■ ITEMS
>>>>

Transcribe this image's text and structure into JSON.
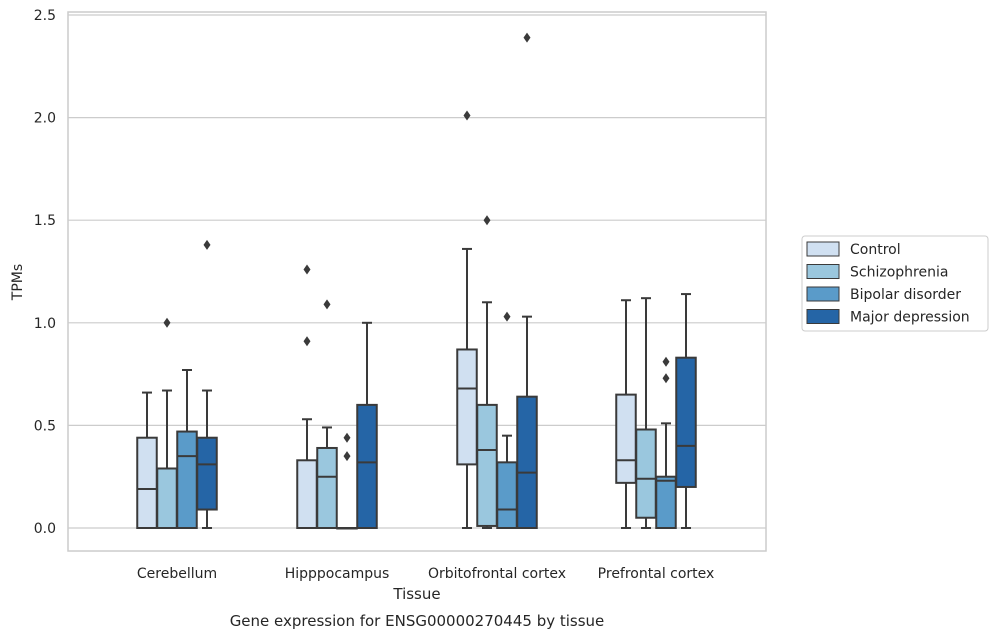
{
  "chart_data": {
    "type": "boxplot",
    "xlabel": "Tissue",
    "ylabel": "TPMs",
    "caption": "Gene expression for ENSG00000270445 by tissue",
    "ylim": [
      -0.12,
      2.52
    ],
    "yticks": [
      0.0,
      0.5,
      1.0,
      1.5,
      2.0,
      2.5
    ],
    "ytick_labels": [
      "0.0",
      "0.5",
      "1.0",
      "1.5",
      "2.0",
      "2.5"
    ],
    "grid": "horizontal",
    "legend_position": "right",
    "categories": [
      "Cerebellum",
      "Hipppocampus",
      "Orbitofrontal cortex",
      "Prefrontal cortex"
    ],
    "series": [
      {
        "name": "Control",
        "color": "#d0e0f1",
        "boxes": [
          {
            "whisker_low": 0.0,
            "q1": 0.0,
            "median": 0.19,
            "q3": 0.44,
            "whisker_high": 0.66,
            "outliers": []
          },
          {
            "whisker_low": 0.0,
            "q1": 0.0,
            "median": 0.0,
            "q3": 0.33,
            "whisker_high": 0.53,
            "outliers": [
              0.91,
              1.26
            ]
          },
          {
            "whisker_low": 0.0,
            "q1": 0.31,
            "median": 0.68,
            "q3": 0.87,
            "whisker_high": 1.36,
            "outliers": [
              2.01
            ]
          },
          {
            "whisker_low": 0.0,
            "q1": 0.22,
            "median": 0.33,
            "q3": 0.65,
            "whisker_high": 1.11,
            "outliers": []
          }
        ]
      },
      {
        "name": "Schizophrenia",
        "color": "#9ac7de",
        "boxes": [
          {
            "whisker_low": 0.0,
            "q1": 0.0,
            "median": 0.0,
            "q3": 0.29,
            "whisker_high": 0.67,
            "outliers": [
              1.0
            ]
          },
          {
            "whisker_low": 0.0,
            "q1": 0.0,
            "median": 0.25,
            "q3": 0.39,
            "whisker_high": 0.49,
            "outliers": [
              1.09
            ]
          },
          {
            "whisker_low": 0.0,
            "q1": 0.01,
            "median": 0.38,
            "q3": 0.6,
            "whisker_high": 1.1,
            "outliers": [
              1.5
            ]
          },
          {
            "whisker_low": 0.0,
            "q1": 0.05,
            "median": 0.24,
            "q3": 0.48,
            "whisker_high": 1.12,
            "outliers": []
          }
        ]
      },
      {
        "name": "Bipolar disorder",
        "color": "#5a9bc9",
        "boxes": [
          {
            "whisker_low": 0.0,
            "q1": 0.0,
            "median": 0.35,
            "q3": 0.47,
            "whisker_high": 0.77,
            "outliers": []
          },
          {
            "whisker_low": 0.0,
            "q1": 0.0,
            "median": 0.0,
            "q3": 0.0,
            "whisker_high": 0.0,
            "outliers": [
              0.35,
              0.44
            ]
          },
          {
            "whisker_low": 0.0,
            "q1": 0.0,
            "median": 0.09,
            "q3": 0.32,
            "whisker_high": 0.45,
            "outliers": [
              1.03
            ]
          },
          {
            "whisker_low": 0.0,
            "q1": 0.0,
            "median": 0.23,
            "q3": 0.25,
            "whisker_high": 0.51,
            "outliers": [
              0.73,
              0.81
            ]
          }
        ]
      },
      {
        "name": "Major depression",
        "color": "#2565a6",
        "boxes": [
          {
            "whisker_low": 0.0,
            "q1": 0.09,
            "median": 0.31,
            "q3": 0.44,
            "whisker_high": 0.67,
            "outliers": [
              1.38
            ]
          },
          {
            "whisker_low": 0.0,
            "q1": 0.0,
            "median": 0.32,
            "q3": 0.6,
            "whisker_high": 1.0,
            "outliers": []
          },
          {
            "whisker_low": 0.0,
            "q1": 0.0,
            "median": 0.27,
            "q3": 0.64,
            "whisker_high": 1.03,
            "outliers": [
              2.39
            ]
          },
          {
            "whisker_low": 0.0,
            "q1": 0.2,
            "median": 0.4,
            "q3": 0.83,
            "whisker_high": 1.14,
            "outliers": []
          }
        ]
      }
    ],
    "colors": {
      "frame": "#cccccc",
      "grid": "#cccccc",
      "box_edge": "#3a3a3a",
      "text": "#262626"
    }
  }
}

<<<<

■ PROBLEM TO SOLVE
Images must not appear in the copy; reproduce everything else in the records verbatim.

■ RESPONSE FOR THIS EXERCISE
Transcribe this image's text and structure into JSON.
{
  "chart_data": {
    "type": "boxplot",
    "xlabel": "Tissue",
    "ylabel": "TPMs",
    "caption": "Gene expression for ENSG00000270445 by tissue",
    "ylim": [
      -0.12,
      2.52
    ],
    "yticks": [
      0.0,
      0.5,
      1.0,
      1.5,
      2.0,
      2.5
    ],
    "ytick_labels": [
      "0.0",
      "0.5",
      "1.0",
      "1.5",
      "2.0",
      "2.5"
    ],
    "grid": "horizontal",
    "legend_position": "right",
    "categories": [
      "Cerebellum",
      "Hipppocampus",
      "Orbitofrontal cortex",
      "Prefrontal cortex"
    ],
    "series": [
      {
        "name": "Control",
        "color": "#d0e0f1",
        "boxes": [
          {
            "whisker_low": 0.0,
            "q1": 0.0,
            "median": 0.19,
            "q3": 0.44,
            "whisker_high": 0.66,
            "outliers": []
          },
          {
            "whisker_low": 0.0,
            "q1": 0.0,
            "median": 0.0,
            "q3": 0.33,
            "whisker_high": 0.53,
            "outliers": [
              0.91,
              1.26
            ]
          },
          {
            "whisker_low": 0.0,
            "q1": 0.31,
            "median": 0.68,
            "q3": 0.87,
            "whisker_high": 1.36,
            "outliers": [
              2.01
            ]
          },
          {
            "whisker_low": 0.0,
            "q1": 0.22,
            "median": 0.33,
            "q3": 0.65,
            "whisker_high": 1.11,
            "outliers": []
          }
        ]
      },
      {
        "name": "Schizophrenia",
        "color": "#9ac7de",
        "boxes": [
          {
            "whisker_low": 0.0,
            "q1": 0.0,
            "median": 0.0,
            "q3": 0.29,
            "whisker_high": 0.67,
            "outliers": [
              1.0
            ]
          },
          {
            "whisker_low": 0.0,
            "q1": 0.0,
            "median": 0.25,
            "q3": 0.39,
            "whisker_high": 0.49,
            "outliers": [
              1.09
            ]
          },
          {
            "whisker_low": 0.0,
            "q1": 0.01,
            "median": 0.38,
            "q3": 0.6,
            "whisker_high": 1.1,
            "outliers": [
              1.5
            ]
          },
          {
            "whisker_low": 0.0,
            "q1": 0.05,
            "median": 0.24,
            "q3": 0.48,
            "whisker_high": 1.12,
            "outliers": []
          }
        ]
      },
      {
        "name": "Bipolar disorder",
        "color": "#5a9bc9",
        "boxes": [
          {
            "whisker_low": 0.0,
            "q1": 0.0,
            "median": 0.35,
            "q3": 0.47,
            "whisker_high": 0.77,
            "outliers": []
          },
          {
            "whisker_low": 0.0,
            "q1": 0.0,
            "median": 0.0,
            "q3": 0.0,
            "whisker_high": 0.0,
            "outliers": [
              0.35,
              0.44
            ]
          },
          {
            "whisker_low": 0.0,
            "q1": 0.0,
            "median": 0.09,
            "q3": 0.32,
            "whisker_high": 0.45,
            "outliers": [
              1.03
            ]
          },
          {
            "whisker_low": 0.0,
            "q1": 0.0,
            "median": 0.23,
            "q3": 0.25,
            "whisker_high": 0.51,
            "outliers": [
              0.73,
              0.81
            ]
          }
        ]
      },
      {
        "name": "Major depression",
        "color": "#2565a6",
        "boxes": [
          {
            "whisker_low": 0.0,
            "q1": 0.09,
            "median": 0.31,
            "q3": 0.44,
            "whisker_high": 0.67,
            "outliers": [
              1.38
            ]
          },
          {
            "whisker_low": 0.0,
            "q1": 0.0,
            "median": 0.32,
            "q3": 0.6,
            "whisker_high": 1.0,
            "outliers": []
          },
          {
            "whisker_low": 0.0,
            "q1": 0.0,
            "median": 0.27,
            "q3": 0.64,
            "whisker_high": 1.03,
            "outliers": [
              2.39
            ]
          },
          {
            "whisker_low": 0.0,
            "q1": 0.2,
            "median": 0.4,
            "q3": 0.83,
            "whisker_high": 1.14,
            "outliers": []
          }
        ]
      }
    ],
    "colors": {
      "frame": "#cccccc",
      "grid": "#cccccc",
      "box_edge": "#3a3a3a",
      "text": "#262626"
    }
  }
}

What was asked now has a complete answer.